[Start of Records for the exercise]

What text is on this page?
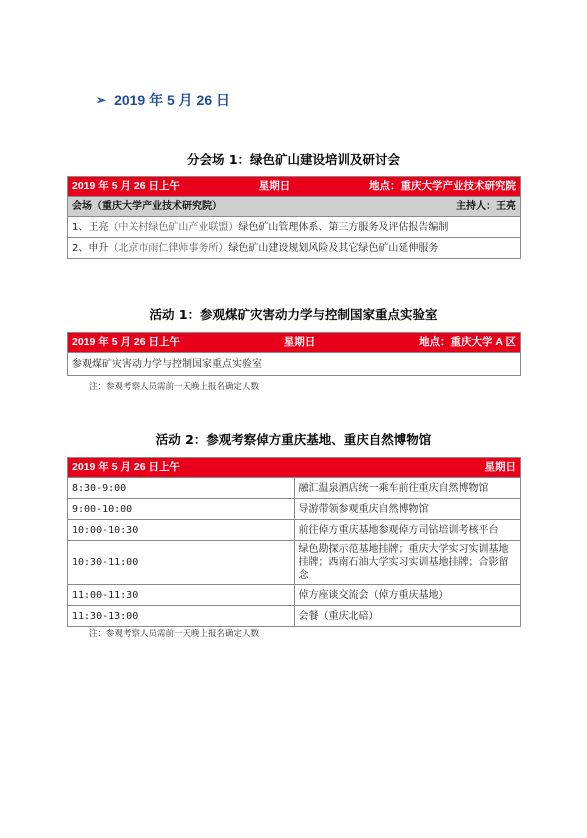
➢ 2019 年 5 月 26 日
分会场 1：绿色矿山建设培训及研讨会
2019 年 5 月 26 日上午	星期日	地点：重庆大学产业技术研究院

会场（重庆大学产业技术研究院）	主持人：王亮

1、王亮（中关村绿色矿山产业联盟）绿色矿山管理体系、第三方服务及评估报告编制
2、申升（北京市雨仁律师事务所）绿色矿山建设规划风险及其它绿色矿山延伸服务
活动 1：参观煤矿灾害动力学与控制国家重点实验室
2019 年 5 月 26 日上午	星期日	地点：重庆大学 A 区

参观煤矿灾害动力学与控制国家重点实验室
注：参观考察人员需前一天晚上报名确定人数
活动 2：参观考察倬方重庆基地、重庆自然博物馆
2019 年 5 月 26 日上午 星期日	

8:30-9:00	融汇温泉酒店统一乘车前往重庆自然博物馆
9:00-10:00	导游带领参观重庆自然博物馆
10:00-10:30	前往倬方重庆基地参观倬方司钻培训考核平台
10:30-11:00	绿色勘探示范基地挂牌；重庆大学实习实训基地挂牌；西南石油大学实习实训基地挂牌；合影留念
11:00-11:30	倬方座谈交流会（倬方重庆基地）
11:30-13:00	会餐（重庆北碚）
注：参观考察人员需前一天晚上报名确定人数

[End of Records for the exercise]
[Start of Records for the exercise]

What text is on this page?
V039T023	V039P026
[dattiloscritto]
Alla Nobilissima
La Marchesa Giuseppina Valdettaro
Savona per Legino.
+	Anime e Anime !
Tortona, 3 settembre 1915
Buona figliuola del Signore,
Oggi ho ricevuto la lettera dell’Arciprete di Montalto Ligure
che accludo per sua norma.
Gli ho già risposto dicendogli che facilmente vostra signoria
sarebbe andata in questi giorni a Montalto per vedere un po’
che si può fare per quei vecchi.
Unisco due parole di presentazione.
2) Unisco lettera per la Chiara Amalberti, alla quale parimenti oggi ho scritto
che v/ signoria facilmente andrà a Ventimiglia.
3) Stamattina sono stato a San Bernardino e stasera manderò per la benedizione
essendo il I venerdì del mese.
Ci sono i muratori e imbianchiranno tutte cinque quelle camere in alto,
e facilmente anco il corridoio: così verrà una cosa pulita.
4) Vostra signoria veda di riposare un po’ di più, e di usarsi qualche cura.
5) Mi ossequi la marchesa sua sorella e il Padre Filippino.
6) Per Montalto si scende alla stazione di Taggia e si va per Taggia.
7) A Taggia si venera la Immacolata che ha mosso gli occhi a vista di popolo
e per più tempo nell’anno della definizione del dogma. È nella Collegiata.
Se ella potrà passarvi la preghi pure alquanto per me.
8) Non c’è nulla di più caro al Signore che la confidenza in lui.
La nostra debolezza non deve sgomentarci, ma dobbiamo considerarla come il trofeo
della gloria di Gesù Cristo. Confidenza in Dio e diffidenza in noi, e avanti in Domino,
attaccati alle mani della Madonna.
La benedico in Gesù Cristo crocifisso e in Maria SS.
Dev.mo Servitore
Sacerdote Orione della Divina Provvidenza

[End of Records for the exercise]

Take each line of the material that contains the word "Unisco" and list it.

• Task answer:
Unisco due parole di presentazione.
2) Unisco lettera per la Chiara Amalberti, alla quale parimenti oggi ho scritto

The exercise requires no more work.